> _WHAT YOU SHOULD DO_
Give only the number of lines in the data that include the string "purple".
══ DATA LISTING
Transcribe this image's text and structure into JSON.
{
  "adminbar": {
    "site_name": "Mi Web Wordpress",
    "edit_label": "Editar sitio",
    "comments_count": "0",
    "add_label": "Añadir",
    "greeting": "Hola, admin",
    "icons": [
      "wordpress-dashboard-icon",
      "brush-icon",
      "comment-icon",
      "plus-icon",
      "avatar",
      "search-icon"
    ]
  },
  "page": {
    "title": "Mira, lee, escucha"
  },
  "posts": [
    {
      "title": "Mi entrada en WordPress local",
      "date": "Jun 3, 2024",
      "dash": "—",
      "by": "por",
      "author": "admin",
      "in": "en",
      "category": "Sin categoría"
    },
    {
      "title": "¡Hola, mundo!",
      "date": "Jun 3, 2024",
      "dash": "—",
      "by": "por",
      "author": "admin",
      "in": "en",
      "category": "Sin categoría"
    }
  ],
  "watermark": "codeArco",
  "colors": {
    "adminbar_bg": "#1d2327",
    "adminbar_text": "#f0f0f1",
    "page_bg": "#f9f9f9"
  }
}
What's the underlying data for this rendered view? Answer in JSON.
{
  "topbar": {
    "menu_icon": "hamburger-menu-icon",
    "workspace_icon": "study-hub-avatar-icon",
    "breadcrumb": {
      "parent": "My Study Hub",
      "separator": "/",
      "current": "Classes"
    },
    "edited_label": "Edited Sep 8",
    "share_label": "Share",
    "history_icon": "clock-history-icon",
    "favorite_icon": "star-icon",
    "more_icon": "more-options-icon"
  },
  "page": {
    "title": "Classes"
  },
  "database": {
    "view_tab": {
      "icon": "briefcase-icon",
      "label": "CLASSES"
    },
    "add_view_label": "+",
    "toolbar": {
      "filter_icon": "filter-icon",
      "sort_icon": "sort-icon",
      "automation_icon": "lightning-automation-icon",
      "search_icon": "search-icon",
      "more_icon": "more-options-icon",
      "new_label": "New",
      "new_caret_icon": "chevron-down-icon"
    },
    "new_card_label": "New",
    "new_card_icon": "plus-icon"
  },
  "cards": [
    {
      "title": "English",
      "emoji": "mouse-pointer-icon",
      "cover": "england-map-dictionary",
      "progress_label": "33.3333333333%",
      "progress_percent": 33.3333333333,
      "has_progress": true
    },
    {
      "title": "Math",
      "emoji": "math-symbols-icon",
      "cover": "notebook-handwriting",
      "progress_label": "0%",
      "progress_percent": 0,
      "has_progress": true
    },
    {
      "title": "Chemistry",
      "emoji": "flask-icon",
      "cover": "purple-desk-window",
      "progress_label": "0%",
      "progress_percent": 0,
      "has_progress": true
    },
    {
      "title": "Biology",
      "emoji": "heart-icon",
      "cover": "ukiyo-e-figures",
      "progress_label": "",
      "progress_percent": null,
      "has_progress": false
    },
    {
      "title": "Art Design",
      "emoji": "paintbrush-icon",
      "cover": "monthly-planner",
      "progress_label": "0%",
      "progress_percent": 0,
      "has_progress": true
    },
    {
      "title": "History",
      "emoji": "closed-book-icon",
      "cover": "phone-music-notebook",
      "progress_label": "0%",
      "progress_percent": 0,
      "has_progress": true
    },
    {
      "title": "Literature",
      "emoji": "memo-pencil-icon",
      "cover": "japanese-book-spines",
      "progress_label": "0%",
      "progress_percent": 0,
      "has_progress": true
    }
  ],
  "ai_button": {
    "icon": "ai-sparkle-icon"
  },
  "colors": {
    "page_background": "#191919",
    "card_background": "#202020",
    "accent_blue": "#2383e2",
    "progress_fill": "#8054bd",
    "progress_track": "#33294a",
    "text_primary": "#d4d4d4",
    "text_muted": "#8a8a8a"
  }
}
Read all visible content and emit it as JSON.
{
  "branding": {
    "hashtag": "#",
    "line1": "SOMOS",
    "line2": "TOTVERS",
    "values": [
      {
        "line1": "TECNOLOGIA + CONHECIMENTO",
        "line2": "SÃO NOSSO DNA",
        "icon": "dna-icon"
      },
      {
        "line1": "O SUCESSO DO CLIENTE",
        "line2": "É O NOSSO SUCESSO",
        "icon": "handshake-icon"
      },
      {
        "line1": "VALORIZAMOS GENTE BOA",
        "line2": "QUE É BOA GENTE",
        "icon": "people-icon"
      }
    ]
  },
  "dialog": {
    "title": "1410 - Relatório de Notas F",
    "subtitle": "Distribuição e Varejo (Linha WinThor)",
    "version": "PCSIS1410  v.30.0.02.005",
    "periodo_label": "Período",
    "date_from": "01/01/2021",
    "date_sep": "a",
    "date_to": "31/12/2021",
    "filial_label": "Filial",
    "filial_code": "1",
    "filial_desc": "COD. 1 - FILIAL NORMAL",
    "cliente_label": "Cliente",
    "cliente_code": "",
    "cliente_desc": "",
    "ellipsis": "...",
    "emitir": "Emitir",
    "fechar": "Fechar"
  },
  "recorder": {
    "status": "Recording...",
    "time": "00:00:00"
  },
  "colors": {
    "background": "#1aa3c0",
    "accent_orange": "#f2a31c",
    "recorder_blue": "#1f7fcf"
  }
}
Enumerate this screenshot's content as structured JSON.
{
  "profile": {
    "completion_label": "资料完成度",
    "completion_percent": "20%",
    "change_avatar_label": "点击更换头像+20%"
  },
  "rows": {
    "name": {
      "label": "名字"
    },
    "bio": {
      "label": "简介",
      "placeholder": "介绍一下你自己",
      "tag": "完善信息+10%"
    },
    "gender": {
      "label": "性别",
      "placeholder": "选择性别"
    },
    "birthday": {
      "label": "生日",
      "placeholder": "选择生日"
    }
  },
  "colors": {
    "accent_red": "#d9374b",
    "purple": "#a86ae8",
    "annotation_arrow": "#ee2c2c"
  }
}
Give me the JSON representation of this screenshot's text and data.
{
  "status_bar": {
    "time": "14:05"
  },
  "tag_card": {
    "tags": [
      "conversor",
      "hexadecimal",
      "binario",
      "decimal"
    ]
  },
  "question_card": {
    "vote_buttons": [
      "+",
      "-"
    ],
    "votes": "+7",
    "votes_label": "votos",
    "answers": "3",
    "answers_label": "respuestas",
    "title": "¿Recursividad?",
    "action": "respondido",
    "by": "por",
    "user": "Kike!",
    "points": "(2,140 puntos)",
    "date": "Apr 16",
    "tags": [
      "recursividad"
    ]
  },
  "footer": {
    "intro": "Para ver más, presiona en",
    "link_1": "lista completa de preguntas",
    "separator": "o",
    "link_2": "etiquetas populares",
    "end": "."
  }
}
════
> _EXERCISE RESULT_
2